_Stored records_.
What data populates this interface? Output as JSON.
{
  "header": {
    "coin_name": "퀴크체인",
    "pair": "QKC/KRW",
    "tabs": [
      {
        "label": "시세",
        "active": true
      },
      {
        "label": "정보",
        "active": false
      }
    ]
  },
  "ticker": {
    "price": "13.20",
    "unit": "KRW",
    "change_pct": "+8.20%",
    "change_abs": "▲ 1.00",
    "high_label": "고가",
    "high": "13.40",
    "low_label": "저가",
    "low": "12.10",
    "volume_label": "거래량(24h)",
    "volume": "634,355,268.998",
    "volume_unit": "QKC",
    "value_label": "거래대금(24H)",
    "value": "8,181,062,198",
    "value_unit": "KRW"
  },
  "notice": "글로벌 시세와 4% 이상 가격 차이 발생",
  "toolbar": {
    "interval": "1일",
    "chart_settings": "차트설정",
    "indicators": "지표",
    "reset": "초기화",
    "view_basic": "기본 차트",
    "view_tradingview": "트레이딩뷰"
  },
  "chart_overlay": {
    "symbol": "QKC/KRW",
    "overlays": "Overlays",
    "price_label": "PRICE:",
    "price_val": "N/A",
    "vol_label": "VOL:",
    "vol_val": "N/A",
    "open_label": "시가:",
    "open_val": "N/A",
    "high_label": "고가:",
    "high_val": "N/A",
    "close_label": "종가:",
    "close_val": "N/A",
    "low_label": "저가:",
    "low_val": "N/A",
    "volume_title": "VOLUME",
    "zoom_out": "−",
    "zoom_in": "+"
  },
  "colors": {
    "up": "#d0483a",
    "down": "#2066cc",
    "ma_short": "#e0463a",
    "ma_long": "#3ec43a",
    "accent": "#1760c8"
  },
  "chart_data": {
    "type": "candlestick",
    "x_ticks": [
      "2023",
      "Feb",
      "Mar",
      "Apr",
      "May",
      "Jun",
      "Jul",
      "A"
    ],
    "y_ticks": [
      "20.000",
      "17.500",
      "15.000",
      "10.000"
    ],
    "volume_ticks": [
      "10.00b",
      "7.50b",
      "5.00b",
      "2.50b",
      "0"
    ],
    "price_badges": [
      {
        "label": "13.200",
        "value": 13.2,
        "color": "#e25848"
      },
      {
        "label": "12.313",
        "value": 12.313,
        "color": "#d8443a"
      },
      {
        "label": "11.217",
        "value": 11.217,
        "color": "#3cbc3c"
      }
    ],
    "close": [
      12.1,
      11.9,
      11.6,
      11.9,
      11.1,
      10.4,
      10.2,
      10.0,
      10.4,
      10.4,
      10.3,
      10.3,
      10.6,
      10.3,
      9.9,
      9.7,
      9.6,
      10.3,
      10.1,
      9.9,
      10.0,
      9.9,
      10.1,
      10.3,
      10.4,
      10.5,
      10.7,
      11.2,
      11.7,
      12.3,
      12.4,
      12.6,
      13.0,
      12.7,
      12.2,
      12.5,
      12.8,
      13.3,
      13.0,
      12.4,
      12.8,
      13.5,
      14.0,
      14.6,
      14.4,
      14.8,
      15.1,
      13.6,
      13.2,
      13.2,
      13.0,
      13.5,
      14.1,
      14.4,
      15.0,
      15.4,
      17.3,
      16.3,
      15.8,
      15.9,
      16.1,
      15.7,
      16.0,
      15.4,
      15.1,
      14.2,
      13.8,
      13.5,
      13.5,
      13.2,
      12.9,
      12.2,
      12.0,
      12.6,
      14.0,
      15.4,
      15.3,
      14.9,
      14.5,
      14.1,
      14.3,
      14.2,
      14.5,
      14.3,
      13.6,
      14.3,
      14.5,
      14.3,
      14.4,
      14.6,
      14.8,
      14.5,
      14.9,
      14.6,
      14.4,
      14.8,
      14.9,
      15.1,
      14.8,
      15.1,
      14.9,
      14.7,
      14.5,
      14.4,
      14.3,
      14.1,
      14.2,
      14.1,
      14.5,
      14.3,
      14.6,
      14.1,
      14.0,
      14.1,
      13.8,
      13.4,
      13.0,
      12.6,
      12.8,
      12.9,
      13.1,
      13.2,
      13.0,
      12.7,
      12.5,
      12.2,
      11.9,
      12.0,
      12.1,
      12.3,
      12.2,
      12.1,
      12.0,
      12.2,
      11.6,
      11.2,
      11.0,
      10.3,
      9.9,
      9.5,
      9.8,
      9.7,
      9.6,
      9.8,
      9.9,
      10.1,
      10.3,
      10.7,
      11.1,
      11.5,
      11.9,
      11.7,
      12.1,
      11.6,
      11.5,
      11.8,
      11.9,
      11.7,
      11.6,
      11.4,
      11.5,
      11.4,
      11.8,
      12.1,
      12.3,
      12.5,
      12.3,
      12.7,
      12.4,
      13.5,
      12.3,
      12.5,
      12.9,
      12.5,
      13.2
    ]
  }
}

_Goal of the exercise_. Print the material once more, exactly.

_The output_.
What data populates this interface? Output as JSON.
{
  "header": {
    "coin_name": "퀴크체인",
    "pair": "QKC/KRW",
    "tabs": [
      {
        "label": "시세",
        "active": true
      },
      {
        "label": "정보",
        "active": false
      }
    ]
  },
  "ticker": {
    "price": "13.20",
    "unit": "KRW",
    "change_pct": "+8.20%",
    "change_abs": "▲ 1.00",
    "high_label": "고가",
    "high": "13.40",
    "low_label": "저가",
    "low": "12.10",
    "volume_label": "거래량(24h)",
    "volume": "634,355,268.998",
    "volume_unit": "QKC",
    "value_label": "거래대금(24H)",
    "value": "8,181,062,198",
    "value_unit": "KRW"
  },
  "notice": "글로벌 시세와 4% 이상 가격 차이 발생",
  "toolbar": {
    "interval": "1일",
    "chart_settings": "차트설정",
    "indicators": "지표",
    "reset": "초기화",
    "view_basic": "기본 차트",
    "view_tradingview": "트레이딩뷰"
  },
  "chart_overlay": {
    "symbol": "QKC/KRW",
    "overlays": "Overlays",
    "price_label": "PRICE:",
    "price_val": "N/A",
    "vol_label": "VOL:",
    "vol_val": "N/A",
    "open_label": "시가:",
    "open_val": "N/A",
    "high_label": "고가:",
    "high_val": "N/A",
    "close_label": "종가:",
    "close_val": "N/A",
    "low_label": "저가:",
    "low_val": "N/A",
    "volume_title": "VOLUME",
    "zoom_out": "−",
    "zoom_in": "+"
  },
  "colors": {
    "up": "#d0483a",
    "down": "#2066cc",
    "ma_short": "#e0463a",
    "ma_long": "#3ec43a",
    "accent": "#1760c8"
  },
  "chart_data": {
    "type": "candlestick",
    "x_ticks": [
      "2023",
      "Feb",
      "Mar",
      "Apr",
      "May",
      "Jun",
      "Jul",
      "A"
    ],
    "y_ticks": [
      "20.000",
      "17.500",
      "15.000",
      "10.000"
    ],
    "volume_ticks": [
      "10.00b",
      "7.50b",
      "5.00b",
      "2.50b",
      "0"
    ],
    "price_badges": [
      {
        "label": "13.200",
        "value": 13.2,
        "color": "#e25848"
      },
      {
        "label": "12.313",
        "value": 12.313,
        "color": "#d8443a"
      },
      {
        "label": "11.217",
        "value": 11.217,
        "color": "#3cbc3c"
      }
    ],
    "close": [
      12.1,
      11.9,
      11.6,
      11.9,
      11.1,
      10.4,
      10.2,
      10.0,
      10.4,
      10.4,
      10.3,
      10.3,
      10.6,
      10.3,
      9.9,
      9.7,
      9.6,
      10.3,
      10.1,
      9.9,
      10.0,
      9.9,
      10.1,
      10.3,
      10.4,
      10.5,
      10.7,
      11.2,
      11.7,
      12.3,
      12.4,
      12.6,
      13.0,
      12.7,
      12.2,
      12.5,
      12.8,
      13.3,
      13.0,
      12.4,
      12.8,
      13.5,
      14.0,
      14.6,
      14.4,
      14.8,
      15.1,
      13.6,
      13.2,
      13.2,
      13.0,
      13.5,
      14.1,
      14.4,
      15.0,
      15.4,
      17.3,
      16.3,
      15.8,
      15.9,
      16.1,
      15.7,
      16.0,
      15.4,
      15.1,
      14.2,
      13.8,
      13.5,
      13.5,
      13.2,
      12.9,
      12.2,
      12.0,
      12.6,
      14.0,
      15.4,
      15.3,
      14.9,
      14.5,
      14.1,
      14.3,
      14.2,
      14.5,
      14.3,
      13.6,
      14.3,
      14.5,
      14.3,
      14.4,
      14.6,
      14.8,
      14.5,
      14.9,
      14.6,
      14.4,
      14.8,
      14.9,
      15.1,
      14.8,
      15.1,
      14.9,
      14.7,
      14.5,
      14.4,
      14.3,
      14.1,
      14.2,
      14.1,
      14.5,
      14.3,
      14.6,
      14.1,
      14.0,
      14.1,
      13.8,
      13.4,
      13.0,
      12.6,
      12.8,
      12.9,
      13.1,
      13.2,
      13.0,
      12.7,
      12.5,
      12.2,
      11.9,
      12.0,
      12.1,
      12.3,
      12.2,
      12.1,
      12.0,
      12.2,
      11.6,
      11.2,
      11.0,
      10.3,
      9.9,
      9.5,
      9.8,
      9.7,
      9.6,
      9.8,
      9.9,
      10.1,
      10.3,
      10.7,
      11.1,
      11.5,
      11.9,
      11.7,
      12.1,
      11.6,
      11.5,
      11.8,
      11.9,
      11.7,
      11.6,
      11.4,
      11.5,
      11.4,
      11.8,
      12.1,
      12.3,
      12.5,
      12.3,
      12.7,
      12.4,
      13.5,
      12.3,
      12.5,
      12.9,
      12.5,
      13.2
    ]
  }
}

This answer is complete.